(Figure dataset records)
========================================================================

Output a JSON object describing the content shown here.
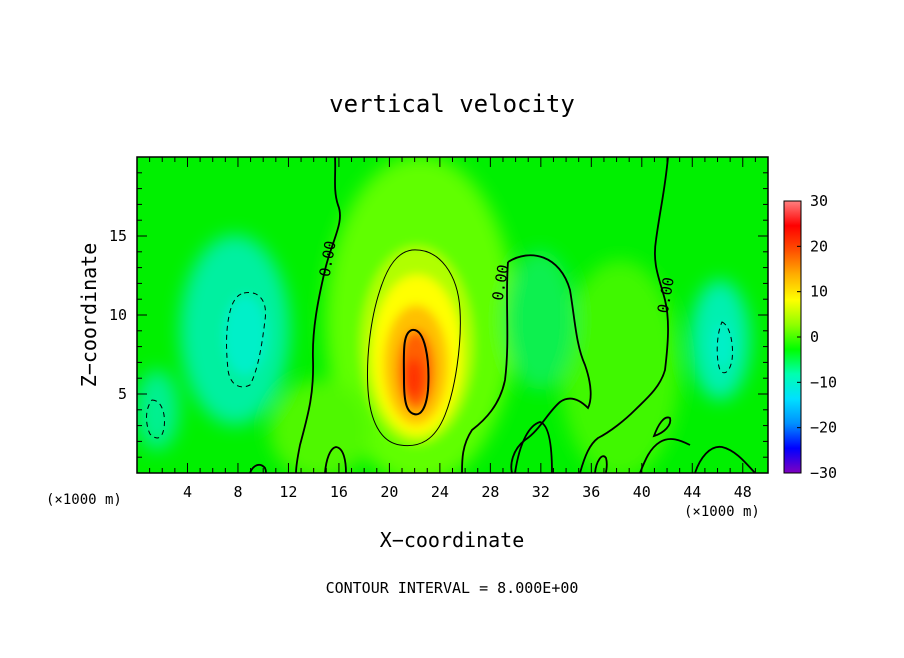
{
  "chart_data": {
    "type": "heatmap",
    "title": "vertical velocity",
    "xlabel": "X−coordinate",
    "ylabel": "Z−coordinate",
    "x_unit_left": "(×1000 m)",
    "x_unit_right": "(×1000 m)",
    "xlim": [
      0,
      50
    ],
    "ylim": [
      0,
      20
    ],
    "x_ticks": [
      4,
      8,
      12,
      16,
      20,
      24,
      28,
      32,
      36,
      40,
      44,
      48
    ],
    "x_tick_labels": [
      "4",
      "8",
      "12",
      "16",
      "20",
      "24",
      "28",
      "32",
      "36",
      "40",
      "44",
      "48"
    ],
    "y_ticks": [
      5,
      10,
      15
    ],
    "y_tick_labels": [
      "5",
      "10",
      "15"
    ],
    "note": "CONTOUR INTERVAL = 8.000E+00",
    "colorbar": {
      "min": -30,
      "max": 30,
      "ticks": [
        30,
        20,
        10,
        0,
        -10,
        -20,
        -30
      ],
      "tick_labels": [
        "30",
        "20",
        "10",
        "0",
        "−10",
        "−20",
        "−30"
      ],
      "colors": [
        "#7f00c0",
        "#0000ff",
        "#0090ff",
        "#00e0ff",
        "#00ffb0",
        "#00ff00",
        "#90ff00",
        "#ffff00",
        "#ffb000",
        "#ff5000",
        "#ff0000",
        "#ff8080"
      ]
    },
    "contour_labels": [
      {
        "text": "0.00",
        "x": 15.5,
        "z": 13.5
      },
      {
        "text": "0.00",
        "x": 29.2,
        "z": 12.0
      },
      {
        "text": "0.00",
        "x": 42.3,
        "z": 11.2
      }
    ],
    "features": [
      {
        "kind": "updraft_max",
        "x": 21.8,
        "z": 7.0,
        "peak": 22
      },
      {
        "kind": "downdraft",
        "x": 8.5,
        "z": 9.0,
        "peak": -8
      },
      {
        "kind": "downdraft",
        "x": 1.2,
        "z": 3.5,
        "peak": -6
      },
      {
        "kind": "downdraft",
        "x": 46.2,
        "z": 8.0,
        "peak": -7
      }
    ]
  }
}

========================================================================

What you are asked to do> Without the pictures, write out all of the material exactly.

Output of the exercise>
Output a JSON object describing the content shown here.
{
  "chart_data": {
    "type": "heatmap",
    "title": "vertical velocity",
    "xlabel": "X−coordinate",
    "ylabel": "Z−coordinate",
    "x_unit_left": "(×1000 m)",
    "x_unit_right": "(×1000 m)",
    "xlim": [
      0,
      50
    ],
    "ylim": [
      0,
      20
    ],
    "x_ticks": [
      4,
      8,
      12,
      16,
      20,
      24,
      28,
      32,
      36,
      40,
      44,
      48
    ],
    "x_tick_labels": [
      "4",
      "8",
      "12",
      "16",
      "20",
      "24",
      "28",
      "32",
      "36",
      "40",
      "44",
      "48"
    ],
    "y_ticks": [
      5,
      10,
      15
    ],
    "y_tick_labels": [
      "5",
      "10",
      "15"
    ],
    "note": "CONTOUR INTERVAL = 8.000E+00",
    "colorbar": {
      "min": -30,
      "max": 30,
      "ticks": [
        30,
        20,
        10,
        0,
        -10,
        -20,
        -30
      ],
      "tick_labels": [
        "30",
        "20",
        "10",
        "0",
        "−10",
        "−20",
        "−30"
      ],
      "colors": [
        "#7f00c0",
        "#0000ff",
        "#0090ff",
        "#00e0ff",
        "#00ffb0",
        "#00ff00",
        "#90ff00",
        "#ffff00",
        "#ffb000",
        "#ff5000",
        "#ff0000",
        "#ff8080"
      ]
    },
    "contour_labels": [
      {
        "text": "0.00",
        "x": 15.5,
        "z": 13.5
      },
      {
        "text": "0.00",
        "x": 29.2,
        "z": 12.0
      },
      {
        "text": "0.00",
        "x": 42.3,
        "z": 11.2
      }
    ],
    "features": [
      {
        "kind": "updraft_max",
        "x": 21.8,
        "z": 7.0,
        "peak": 22
      },
      {
        "kind": "downdraft",
        "x": 8.5,
        "z": 9.0,
        "peak": -8
      },
      {
        "kind": "downdraft",
        "x": 1.2,
        "z": 3.5,
        "peak": -6
      },
      {
        "kind": "downdraft",
        "x": 46.2,
        "z": 8.0,
        "peak": -7
      }
    ]
  }
}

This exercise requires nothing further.